EXERCICES À FAIRE:
1. Dans l'extrait sur Poncy, renvoyez s'il vous plaît tout ce qui va de « Éperonné et tenu » jusqu'à « fut Solange Sand. », sans rien y changer.
2. Relevez, dans l'extrait sur Poncy, tous les verbes dont « il » est le sujet dans la phrase qui commence par « Il aime ».

EXTRAIT DU TEXTE:
Éperonné et tenu en main de la sorte, le facile Poncy donne maintenant tout son effort. Dix-huit mois s’écoulent, dans le labeur intelligent et bienfaisant ; il obtient toute la maturité dont sa nature poétique est capable. Il aime, il étudie, il s’enthousiasme, il pleure aussi. Car la douleur le visite, et son âme sensible est atteinte par la mort presque simultanée de sa mère et de son premier enfant. Bientôt une autre espérance lui sourit ; et George Sand, avant que le second enfant soit au monde, lui demande de donner à cet enfant le nom de l’un des siens. Ce fut une fille : Solange fut son nom, et sa marraine fut Solange Sand.

Les poèmes du Chantier, qui parurent en volume en 1844, trahissent l’impulsion vigoureuse qui partait de Nohant. Non seulement les idées, mais les sujets parfois (Vérité et Réalité), le ton général, çà et là l’éloquence véritable, relèvent de cet idéal humanitaire que George Sand soufflait à Poncy avec sa tendresse. Il y a de beaux élans dans la pièce intitulée Aspiration. Dans l’Union, un chaleureux appel à la concorde des peuples :


Mes frères, il est temps que les haines s’oublient,
Que sous un seul drapeau les peuples se rallient ;
Le chemin du salut va pour nous s’aplanir :
La grande liberté que l’humanité rêve,
Comme un nouveau soleil, radieuse se lève
Sur l’horizon de l’avenir.

DONNÉES ENREGISTRÉES:
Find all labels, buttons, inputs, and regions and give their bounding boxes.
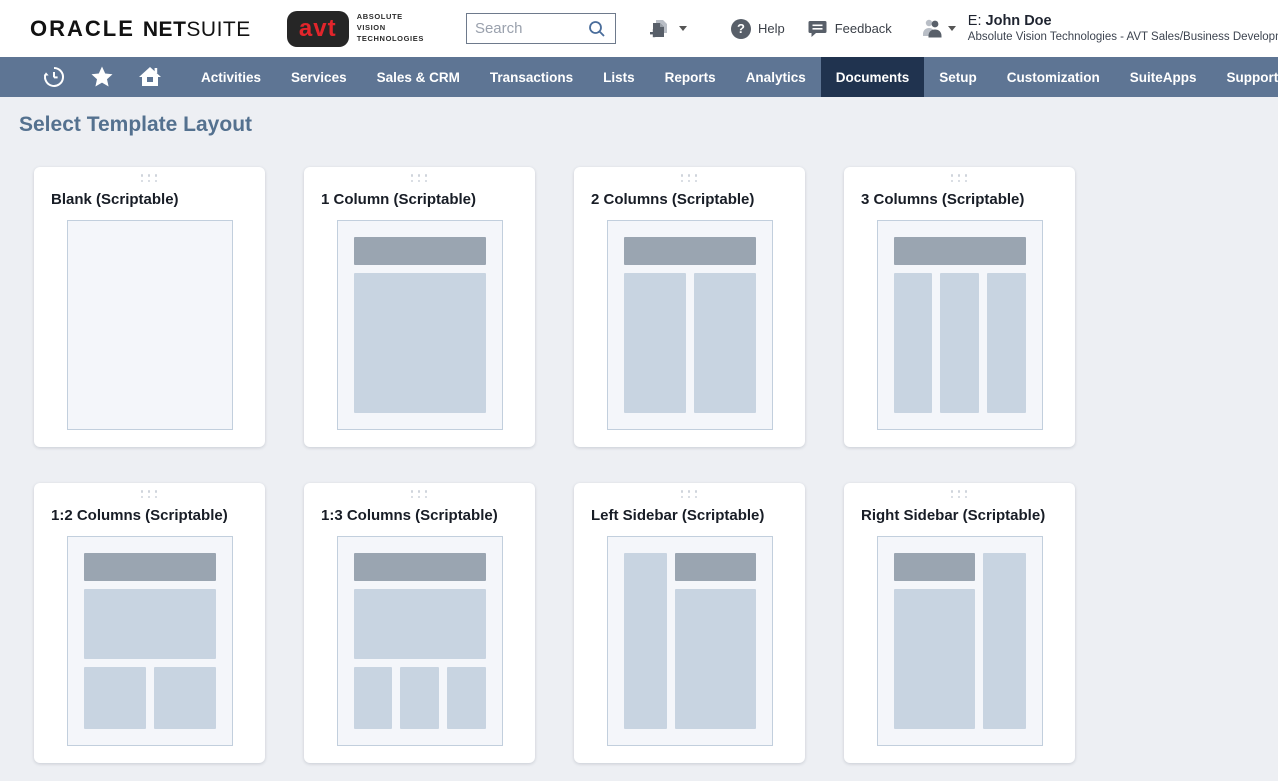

LISTE DES SOLUTIONS:
1.
Éperonné et tenu en main de la sorte, le facile Poncy donne maintenant tout son effort. Dix-huit mois s’écoulent, dans le labeur intelligent et bienfaisant ; il obtient toute la maturité dont sa nature poétique est capable. Il aime, il étudie, il s’enthousiasme, il pleure aussi. Car la douleur le visite, et son âme sensible est atteinte par la mort presque simultanée de sa mère et de son premier enfant. Bientôt une autre espérance lui sourit ; et George Sand, avant que le second enfant soit au monde, lui demande de donner à cet enfant le nom de l’un des siens. Ce fut une fille : Solange fut son nom, et sa marraine fut Solange Sand.

2.
aime
étudie
s'enthousiasme
pleure